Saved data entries
──────
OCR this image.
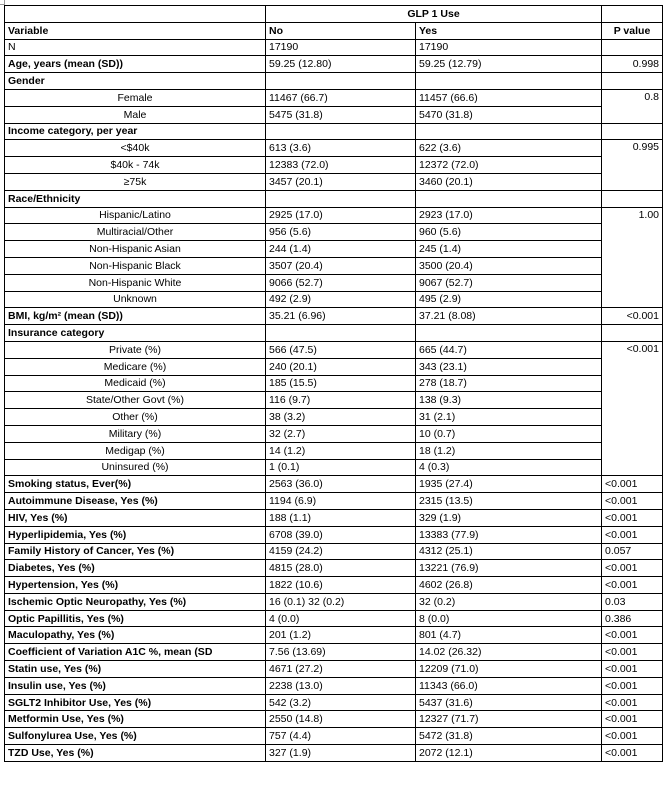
	GLP 1 Use		
Variable	No	Yes	P value
N	17190	17190	
Age, years (mean (SD))	59.25 (12.80)	59.25 (12.79)	0.998
Gender			
Female	11467 (66.7)	11457 (66.6)	0.8
Male	5475 (31.8)	5470 (31.8)	
Income category, per year			
<$40k	613 (3.6)	622 (3.6)	0.995
$40k - 74k	12383 (72.0)	12372 (72.0)	
≥75k	3457 (20.1)	3460 (20.1)	
Race/Ethnicity			
Hispanic/Latino	2925 (17.0)	2923 (17.0)	1.00
Multiracial/Other	956 (5.6)	960 (5.6)	
Non-Hispanic Asian	244 (1.4)	245 (1.4)	
Non-Hispanic Black	3507 (20.4)	3500 (20.4)	
Non-Hispanic White	9066 (52.7)	9067 (52.7)	
Unknown	492 (2.9)	495 (2.9)	
BMI, kg/m² (mean (SD))	35.21 (6.96)	37.21 (8.08)	<0.001
Insurance category			
Private (%)	566 (47.5)	665 (44.7)	<0.001
Medicare (%)	240 (20.1)	343 (23.1)	
Medicaid (%)	185 (15.5)	278 (18.7)	
State/Other Govt (%)	116 (9.7)	138 (9.3)	
Other (%)	38 (3.2)	31 (2.1)	
Military (%)	32 (2.7)	10 (0.7)	
Medigap (%)	14 (1.2)	18 (1.2)	
Uninsured (%)	1 (0.1)	4 (0.3)	
Smoking status, Ever(%)	2563 (36.0)	1935 (27.4)	<0.001
Autoimmune Disease, Yes (%)	1194 (6.9)	2315 (13.5)	<0.001
HIV, Yes (%)	188 (1.1)	329 (1.9)	<0.001
Hyperlipidemia, Yes (%)	6708 (39.0)	13383 (77.9)	<0.001
Family History of Cancer, Yes (%)	4159 (24.2)	4312 (25.1)	0.057
Diabetes, Yes (%)	4815 (28.0)	13221 (76.9)	<0.001
Hypertension, Yes (%)	1822 (10.6)	4602 (26.8)	<0.001
Ischemic Optic Neuropathy, Yes (%)	16 (0.1) 32 (0.2)	32 (0.2)	0.03
Optic Papillitis, Yes (%)	4 (0.0)	8 (0.0)	0.386
Maculopathy, Yes (%)	201 (1.2)	801 (4.7)	<0.001
Coefficient of Variation A1C %, mean (SD	7.56 (13.69)	14.02 (26.32)	<0.001
Statin use, Yes (%)	4671 (27.2)	12209 (71.0)	<0.001
Insulin use, Yes (%)	2238 (13.0)	11343 (66.0)	<0.001
SGLT2 Inhibitor Use, Yes (%)	542 (3.2)	5437 (31.6)	<0.001
Metformin Use, Yes (%)	2550 (14.8)	12327 (71.7)	<0.001
Sulfonylurea Use, Yes (%)	757 (4.4)	5472 (31.8)	<0.001
TZD Use, Yes (%)	327 (1.9)	2072 (12.1)	<0.001
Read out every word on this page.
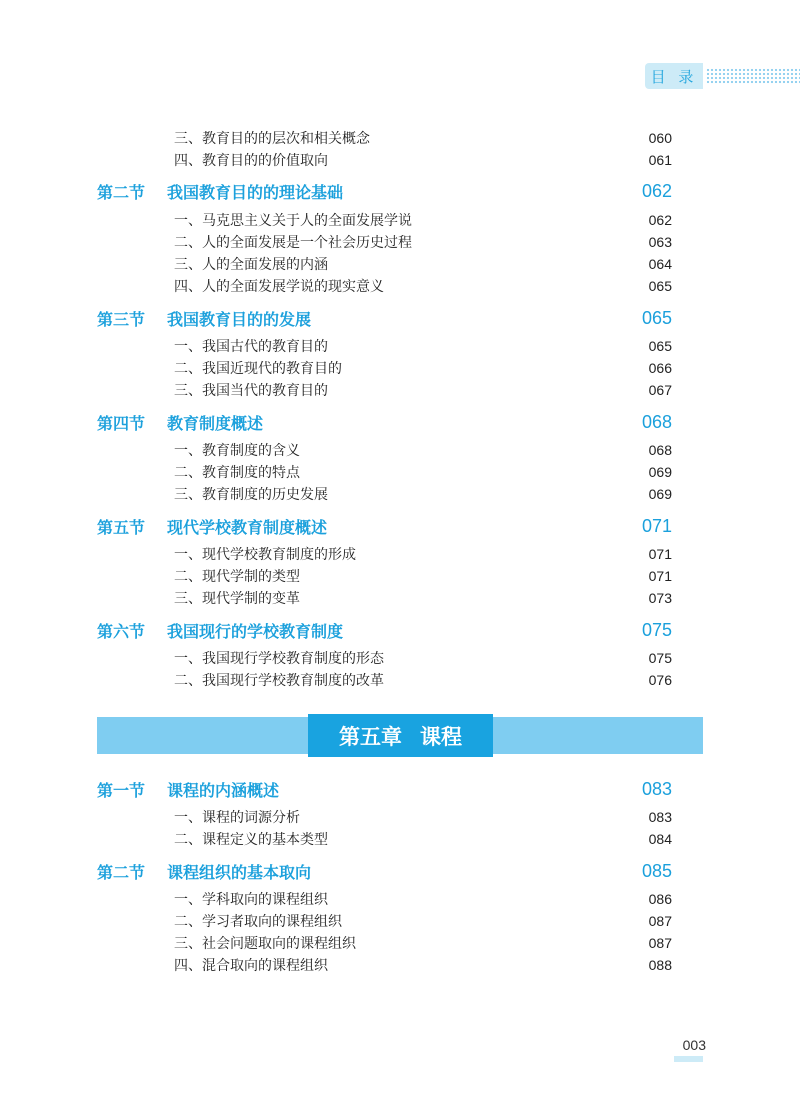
目 录
三、教育目的的层次和相关概念	060
四、教育目的的价值取向	061
第二节	我国教育目的的理论基础	062
一、马克思主义关于人的全面发展学说	062
二、人的全面发展是一个社会历史过程	063
三、人的全面发展的内涵	064
四、人的全面发展学说的现实意义	065
第三节	我国教育目的的发展	065
一、我国古代的教育目的	065
二、我国近现代的教育目的	066
三、我国当代的教育目的	067
第四节	教育制度概述	068
一、教育制度的含义	068
二、教育制度的特点	069
三、教育制度的历史发展	069
第五节	现代学校教育制度概述	071
一、现代学校教育制度的形成	071
二、现代学制的类型	071
三、现代学制的变革	073
第六节	我国现行的学校教育制度	075
一、我国现行学校教育制度的形态	075
二、我国现行学校教育制度的改革	076
第五章 课程
第一节	课程的内涵概述	083
一、课程的词源分析	083
二、课程定义的基本类型	084
第二节	课程组织的基本取向	085
一、学科取向的课程组织	086
二、学习者取向的课程组织	087
三、社会问题取向的课程组织	087
四、混合取向的课程组织	088
003
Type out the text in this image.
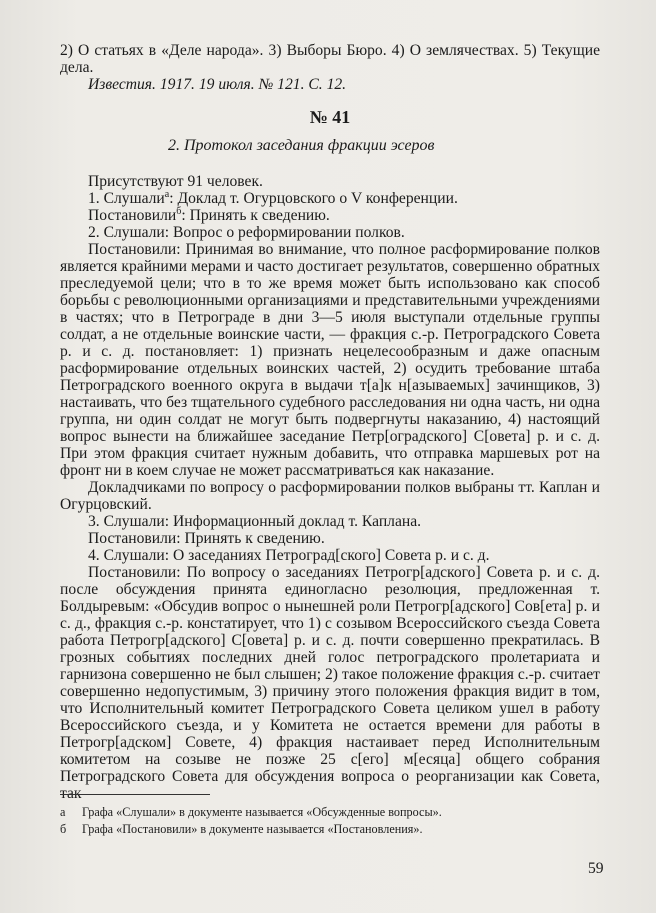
2) О статьях в «Деле народа». 3) Выборы Бюро. 4) О землячествах. 5) Текущие дела.

Известия. 1917. 19 июля. № 121. С. 12.

№ 41
2. Протокол заседания фракции эсеров

Присутствуют 91 человек.

1. Слушали$^а$: Доклад т. Огурцовского о V конференции.

Постановили$^б$: Принять к сведению.

2. Слушали: Вопрос о реформировании полков.

Постановили: Принимая во внимание, что полное расформирование полков является крайними мерами и часто достигает результатов, совершенно обратных преследуемой цели; что в то же время может быть использовано как способ борьбы с революционными организациями и представительными учреждениями в частях; что в Петрограде в дни 3—5 июля выступали отдельные группы солдат, а не отдельные воинские части, — фракция с.-р. Петроградского Совета р. и с. д. постановляет: 1) признать нецелесообразным и даже опасным расформирование отдельных воинских частей, 2) осудить требование штаба Петроградского военного округа в выдачи т[а]к н[азываемых] зачинщиков, 3) настаивать, что без тщательного судебного расследования ни одна часть, ни одна группа, ни один солдат не могут быть подвергнуты наказанию, 4) настоящий вопрос вынести на ближайшее заседание Петр[оградского] С[овета] р. и с. д. При этом фракция считает нужным добавить, что отправка маршевых рот на фронт ни в коем случае не может рассматриваться как наказание.

Докладчиками по вопросу о расформировании полков выбраны тт. Каплан и Огурцовский.

3. Слушали: Информационный доклад т. Каплана.

Постановили: Принять к сведению.

4. Слушали: О заседаниях Петроград[ского] Совета р. и с. д.

Постановили: По вопросу о заседаниях Петрогр[адского] Совета р. и с. д. после обсуждения принята единогласно резолюция, предложенная т. Болдыревым: «Обсудив вопрос о нынешней роли Петрогр[адского] Сов[ета] р. и с. д., фракция с.-р. констатирует, что 1) с созывом Всероссийского съезда Совета работа Петрогр[адского] С[овета] р. и с. д. почти совершенно прекратилась. В грозных событиях последних дней голос петроградского пролетариата и гарнизона совершенно не был слышен; 2) такое положение фракция с.-р. считает совершенно недопустимым, 3) причину этого положения фракция видит в том, что Исполнительный комитет Петроградского Совета целиком ушел в работу Всероссийского съезда, и у Комитета не остается времени для работы в Петрогр[адском] Совете, 4) фракция настаивает перед Исполнительным комитетом на созыве не позже 25 с[его] м[есяца] общего собрания Петроградского Совета для обсуждения вопроса о реорганизации как Совета, так

а	Графа «Слушали» в документе называется «Обсужденные вопросы».
б	Графа «Постановили» в документе называется «Постановления».
59
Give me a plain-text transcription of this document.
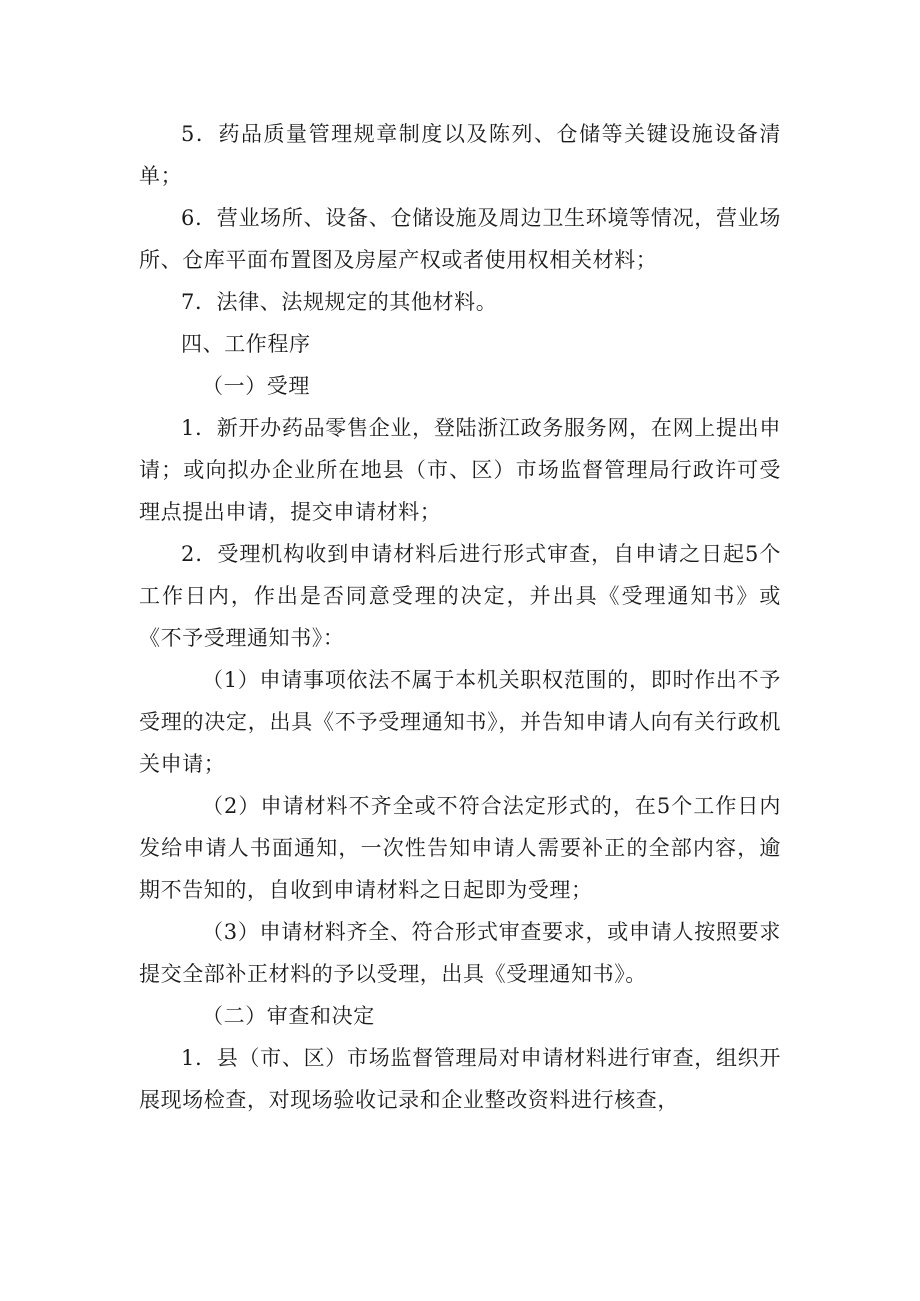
5．药品质量管理规章制度以及陈列、仓储等关键设施设备清单；

6．营业场所、设备、仓储设施及周边卫生环境等情况，营业场所、仓库平面布置图及房屋产权或者使用权相关材料；

7．法律、法规规定的其他材料。

四、工作程序

（一）受理

1．新开办药品零售企业，登陆浙江政务服务网，在网上提出申请；或向拟办企业所在地县（市、区）市场监督管理局行政许可受理点提出申请，提交申请材料；

2．受理机构收到申请材料后进行形式审查，自申请之日起5个工作日内，作出是否同意受理的决定，并出具《受理通知书》或《不予受理通知书》：

（1）申请事项依法不属于本机关职权范围的，即时作出不予受理的决定，出具《不予受理通知书》，并告知申请人向有关行政机关申请；

（2）申请材料不齐全或不符合法定形式的，在5个工作日内发给申请人书面通知，一次性告知申请人需要补正的全部内容，逾期不告知的，自收到申请材料之日起即为受理；

（3）申请材料齐全、符合形式审查要求，或申请人按照要求提交全部补正材料的予以受理，出具《受理通知书》。

（二）审查和决定

1．县（市、区）市场监督管理局对申请材料进行审查，组织开展现场检查，对现场验收记录和企业整改资料进行核查，
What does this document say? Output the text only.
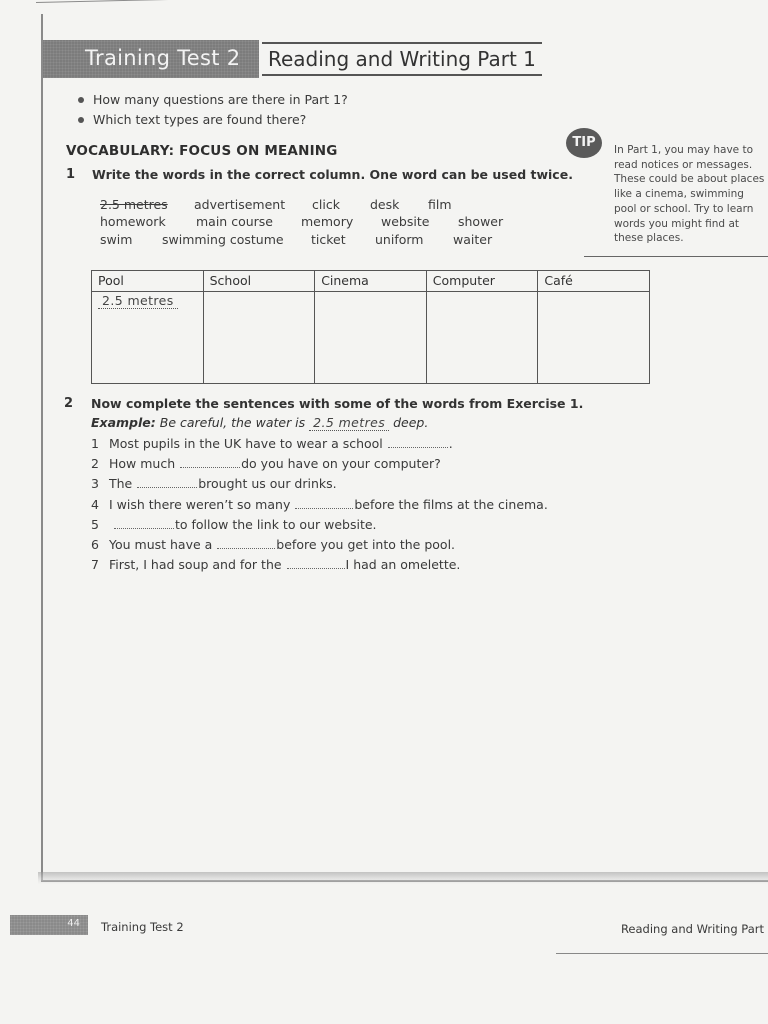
Training Test 2 Reading and Writing Part 1
How many questions are there in Part 1?
Which text types are found there?
VOCABULARY: FOCUS ON MEANING
1 Write the words in the correct column. One word can be used twice.
2.5 metres advertisement click desk film
homework main course memory website shower
swim swimming costume ticket uniform waiter
TIP	In Part 1, you may have to read notices or messages. These could be about places like a cinema, swimming pool or school. Try to learn words you might find at these places.
Pool	School	Cinema	Computer	Café
2.5 metres				
2 Now complete the sentences with some of the words from Exercise 1.
Example: Be careful, the water is 2.5 metres deep.
1 Most pupils in the UK have to wear a school	.
2 How much	do you have on your computer?
3 The	brought us our drinks.
4 I wish there weren’t so many	before the films at the cinema.
5	to follow the link to our website.
6 You must have a	before you get into the pool.
7 First, I had soup and for the	I had an omelette.
44 Training Test 2	Reading and Writing Part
──────
**Directive**
Report the number of lines in the listing where the string "Слушали" appears, and nothing besides.

**Output for this exercise**
5